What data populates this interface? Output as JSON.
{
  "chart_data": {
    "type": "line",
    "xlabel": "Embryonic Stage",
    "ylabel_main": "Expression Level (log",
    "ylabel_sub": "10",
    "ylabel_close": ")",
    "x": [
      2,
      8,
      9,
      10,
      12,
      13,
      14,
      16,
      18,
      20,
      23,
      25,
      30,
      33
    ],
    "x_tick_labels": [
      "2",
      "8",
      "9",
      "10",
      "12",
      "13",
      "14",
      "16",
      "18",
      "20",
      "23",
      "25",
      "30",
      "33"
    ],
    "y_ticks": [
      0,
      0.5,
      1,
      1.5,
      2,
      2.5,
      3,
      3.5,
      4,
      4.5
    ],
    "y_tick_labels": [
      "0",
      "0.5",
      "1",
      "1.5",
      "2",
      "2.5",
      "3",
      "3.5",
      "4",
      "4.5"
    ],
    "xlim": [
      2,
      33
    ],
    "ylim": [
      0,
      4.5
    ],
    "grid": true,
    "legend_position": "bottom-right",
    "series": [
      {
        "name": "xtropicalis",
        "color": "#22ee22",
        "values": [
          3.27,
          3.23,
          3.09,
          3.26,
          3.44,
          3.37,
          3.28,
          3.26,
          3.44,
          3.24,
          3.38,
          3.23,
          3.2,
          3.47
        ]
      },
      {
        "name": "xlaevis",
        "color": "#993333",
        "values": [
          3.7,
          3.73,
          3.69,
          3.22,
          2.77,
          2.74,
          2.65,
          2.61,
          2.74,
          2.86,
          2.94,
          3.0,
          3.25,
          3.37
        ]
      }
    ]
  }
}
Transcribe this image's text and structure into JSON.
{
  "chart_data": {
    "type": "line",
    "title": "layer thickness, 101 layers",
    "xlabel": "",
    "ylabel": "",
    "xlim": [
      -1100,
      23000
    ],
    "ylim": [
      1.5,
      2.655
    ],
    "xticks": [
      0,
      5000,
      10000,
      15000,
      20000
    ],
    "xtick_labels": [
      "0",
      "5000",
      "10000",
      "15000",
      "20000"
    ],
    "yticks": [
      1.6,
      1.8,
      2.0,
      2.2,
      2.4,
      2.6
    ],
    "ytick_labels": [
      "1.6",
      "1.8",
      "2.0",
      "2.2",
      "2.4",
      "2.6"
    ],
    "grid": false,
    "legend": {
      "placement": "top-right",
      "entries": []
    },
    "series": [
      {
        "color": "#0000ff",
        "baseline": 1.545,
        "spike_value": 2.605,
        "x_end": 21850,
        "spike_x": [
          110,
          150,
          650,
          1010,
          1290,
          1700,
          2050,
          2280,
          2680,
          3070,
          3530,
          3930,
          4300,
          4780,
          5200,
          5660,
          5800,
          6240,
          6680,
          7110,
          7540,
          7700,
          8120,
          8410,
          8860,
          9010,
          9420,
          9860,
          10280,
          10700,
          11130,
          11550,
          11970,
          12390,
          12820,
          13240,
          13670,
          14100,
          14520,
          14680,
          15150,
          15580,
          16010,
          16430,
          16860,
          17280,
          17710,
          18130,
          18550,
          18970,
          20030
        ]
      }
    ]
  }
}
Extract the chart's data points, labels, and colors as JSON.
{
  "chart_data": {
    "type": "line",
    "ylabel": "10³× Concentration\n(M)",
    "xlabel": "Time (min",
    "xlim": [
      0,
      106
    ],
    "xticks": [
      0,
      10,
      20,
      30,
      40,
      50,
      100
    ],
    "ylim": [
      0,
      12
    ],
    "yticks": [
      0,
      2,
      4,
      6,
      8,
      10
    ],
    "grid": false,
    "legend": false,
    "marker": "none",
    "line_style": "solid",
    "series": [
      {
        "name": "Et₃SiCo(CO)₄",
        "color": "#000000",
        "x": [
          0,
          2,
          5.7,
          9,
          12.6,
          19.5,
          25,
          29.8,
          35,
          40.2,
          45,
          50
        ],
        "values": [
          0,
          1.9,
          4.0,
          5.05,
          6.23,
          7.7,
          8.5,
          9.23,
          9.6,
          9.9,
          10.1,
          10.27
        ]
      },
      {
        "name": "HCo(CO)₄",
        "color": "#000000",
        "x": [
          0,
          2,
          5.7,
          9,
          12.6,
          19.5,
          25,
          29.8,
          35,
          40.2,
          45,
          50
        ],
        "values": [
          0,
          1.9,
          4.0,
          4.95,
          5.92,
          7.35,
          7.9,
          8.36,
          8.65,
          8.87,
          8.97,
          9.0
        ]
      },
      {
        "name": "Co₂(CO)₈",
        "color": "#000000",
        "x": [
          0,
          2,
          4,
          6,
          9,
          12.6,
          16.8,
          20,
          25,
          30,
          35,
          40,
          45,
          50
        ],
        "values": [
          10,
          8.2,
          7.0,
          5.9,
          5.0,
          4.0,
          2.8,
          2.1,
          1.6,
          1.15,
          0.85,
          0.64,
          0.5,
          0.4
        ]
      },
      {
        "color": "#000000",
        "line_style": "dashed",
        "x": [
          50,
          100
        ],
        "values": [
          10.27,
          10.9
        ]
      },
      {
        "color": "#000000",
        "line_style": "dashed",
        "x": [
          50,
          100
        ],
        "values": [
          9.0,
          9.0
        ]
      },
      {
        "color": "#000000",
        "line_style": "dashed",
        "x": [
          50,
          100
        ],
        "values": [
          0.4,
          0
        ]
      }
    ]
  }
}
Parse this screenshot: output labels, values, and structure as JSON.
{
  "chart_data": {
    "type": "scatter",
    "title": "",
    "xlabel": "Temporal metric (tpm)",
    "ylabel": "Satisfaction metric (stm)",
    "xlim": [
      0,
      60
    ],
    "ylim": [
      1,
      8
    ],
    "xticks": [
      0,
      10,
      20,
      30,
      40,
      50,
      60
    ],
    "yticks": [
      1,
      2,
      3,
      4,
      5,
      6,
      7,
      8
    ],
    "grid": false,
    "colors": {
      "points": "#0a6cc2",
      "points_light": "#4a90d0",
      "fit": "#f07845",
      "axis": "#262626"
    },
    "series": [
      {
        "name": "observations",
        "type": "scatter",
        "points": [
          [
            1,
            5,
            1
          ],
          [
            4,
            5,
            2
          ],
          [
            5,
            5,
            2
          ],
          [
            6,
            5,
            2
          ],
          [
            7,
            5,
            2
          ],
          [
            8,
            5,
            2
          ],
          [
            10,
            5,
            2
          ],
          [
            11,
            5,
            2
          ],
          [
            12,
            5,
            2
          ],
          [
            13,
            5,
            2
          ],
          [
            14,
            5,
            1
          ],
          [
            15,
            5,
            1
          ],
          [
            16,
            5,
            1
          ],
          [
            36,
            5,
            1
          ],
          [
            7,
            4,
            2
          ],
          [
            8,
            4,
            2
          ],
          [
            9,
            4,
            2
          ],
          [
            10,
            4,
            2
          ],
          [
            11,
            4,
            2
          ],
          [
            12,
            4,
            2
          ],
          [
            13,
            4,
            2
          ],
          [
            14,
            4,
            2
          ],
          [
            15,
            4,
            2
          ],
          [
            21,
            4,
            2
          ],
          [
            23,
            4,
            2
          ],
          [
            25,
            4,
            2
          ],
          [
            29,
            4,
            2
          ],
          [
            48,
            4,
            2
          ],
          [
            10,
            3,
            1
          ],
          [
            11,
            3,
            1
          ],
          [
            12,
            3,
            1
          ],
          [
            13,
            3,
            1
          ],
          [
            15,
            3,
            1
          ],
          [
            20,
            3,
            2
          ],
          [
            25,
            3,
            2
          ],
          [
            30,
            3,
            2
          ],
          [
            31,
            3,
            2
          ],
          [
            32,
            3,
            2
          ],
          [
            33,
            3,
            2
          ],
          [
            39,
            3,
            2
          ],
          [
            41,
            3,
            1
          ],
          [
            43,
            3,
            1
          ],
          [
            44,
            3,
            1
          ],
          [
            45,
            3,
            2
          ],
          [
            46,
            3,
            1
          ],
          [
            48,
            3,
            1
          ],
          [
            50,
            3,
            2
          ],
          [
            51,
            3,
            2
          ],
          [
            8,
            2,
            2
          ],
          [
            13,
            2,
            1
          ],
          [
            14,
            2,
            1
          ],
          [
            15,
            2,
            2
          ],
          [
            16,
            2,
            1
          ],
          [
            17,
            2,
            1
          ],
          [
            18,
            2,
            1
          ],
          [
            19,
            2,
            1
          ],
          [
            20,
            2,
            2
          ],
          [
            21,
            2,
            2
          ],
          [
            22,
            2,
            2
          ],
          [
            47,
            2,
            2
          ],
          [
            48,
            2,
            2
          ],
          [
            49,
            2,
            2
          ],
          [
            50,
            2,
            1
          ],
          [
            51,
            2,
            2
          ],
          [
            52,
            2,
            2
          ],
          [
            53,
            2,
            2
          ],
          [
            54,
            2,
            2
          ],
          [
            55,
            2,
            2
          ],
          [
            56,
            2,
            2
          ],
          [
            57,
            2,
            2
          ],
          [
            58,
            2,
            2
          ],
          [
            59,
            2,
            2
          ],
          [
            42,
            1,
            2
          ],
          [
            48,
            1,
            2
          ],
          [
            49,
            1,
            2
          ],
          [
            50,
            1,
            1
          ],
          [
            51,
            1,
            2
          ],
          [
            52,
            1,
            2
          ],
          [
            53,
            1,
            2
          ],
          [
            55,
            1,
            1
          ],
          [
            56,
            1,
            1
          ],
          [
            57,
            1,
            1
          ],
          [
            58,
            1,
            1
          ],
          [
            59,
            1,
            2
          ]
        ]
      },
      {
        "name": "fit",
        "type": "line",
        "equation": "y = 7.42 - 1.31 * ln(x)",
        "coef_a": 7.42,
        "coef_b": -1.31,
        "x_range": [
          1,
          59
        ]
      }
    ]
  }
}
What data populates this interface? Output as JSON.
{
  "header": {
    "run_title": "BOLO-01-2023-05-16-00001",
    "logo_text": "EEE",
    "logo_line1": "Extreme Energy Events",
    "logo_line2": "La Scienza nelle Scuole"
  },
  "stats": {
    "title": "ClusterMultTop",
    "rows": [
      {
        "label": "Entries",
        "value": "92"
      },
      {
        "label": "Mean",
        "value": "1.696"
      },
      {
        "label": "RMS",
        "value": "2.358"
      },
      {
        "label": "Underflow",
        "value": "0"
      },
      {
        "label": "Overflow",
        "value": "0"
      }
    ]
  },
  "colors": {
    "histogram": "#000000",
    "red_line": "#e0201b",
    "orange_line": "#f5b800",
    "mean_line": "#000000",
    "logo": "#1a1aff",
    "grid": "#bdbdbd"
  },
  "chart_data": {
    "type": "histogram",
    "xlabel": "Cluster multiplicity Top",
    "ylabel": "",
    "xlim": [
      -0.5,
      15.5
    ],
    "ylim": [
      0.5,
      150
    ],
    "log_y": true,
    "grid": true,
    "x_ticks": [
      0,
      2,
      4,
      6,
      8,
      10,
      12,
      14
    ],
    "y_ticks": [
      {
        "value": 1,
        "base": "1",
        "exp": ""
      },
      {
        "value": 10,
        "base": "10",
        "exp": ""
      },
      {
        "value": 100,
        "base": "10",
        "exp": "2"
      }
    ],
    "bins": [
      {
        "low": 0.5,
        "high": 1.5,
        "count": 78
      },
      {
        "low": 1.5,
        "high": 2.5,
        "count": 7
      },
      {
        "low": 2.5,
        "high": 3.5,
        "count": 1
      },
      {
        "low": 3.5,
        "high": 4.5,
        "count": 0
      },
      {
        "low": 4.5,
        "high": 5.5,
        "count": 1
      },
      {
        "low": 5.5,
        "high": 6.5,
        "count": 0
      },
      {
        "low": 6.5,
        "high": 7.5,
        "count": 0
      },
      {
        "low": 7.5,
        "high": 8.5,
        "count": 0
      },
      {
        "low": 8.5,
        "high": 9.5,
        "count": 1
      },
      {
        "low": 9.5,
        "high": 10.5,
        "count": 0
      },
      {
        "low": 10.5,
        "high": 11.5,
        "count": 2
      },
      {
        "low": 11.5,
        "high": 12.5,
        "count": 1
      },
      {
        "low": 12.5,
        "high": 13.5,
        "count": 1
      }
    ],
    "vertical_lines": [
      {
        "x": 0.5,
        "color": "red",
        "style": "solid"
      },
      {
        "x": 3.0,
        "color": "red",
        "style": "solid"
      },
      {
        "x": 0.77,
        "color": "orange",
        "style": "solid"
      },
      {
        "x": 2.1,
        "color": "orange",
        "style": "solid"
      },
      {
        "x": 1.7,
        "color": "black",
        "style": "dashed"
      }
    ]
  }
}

### YOUR TASK
Extract from the data every line where "structure" shows up.

### RESULT OF THIS TASK
Transcribe this image's text and structure into JSON.
Parse this screenshot: output labels, values, and structure as JSON.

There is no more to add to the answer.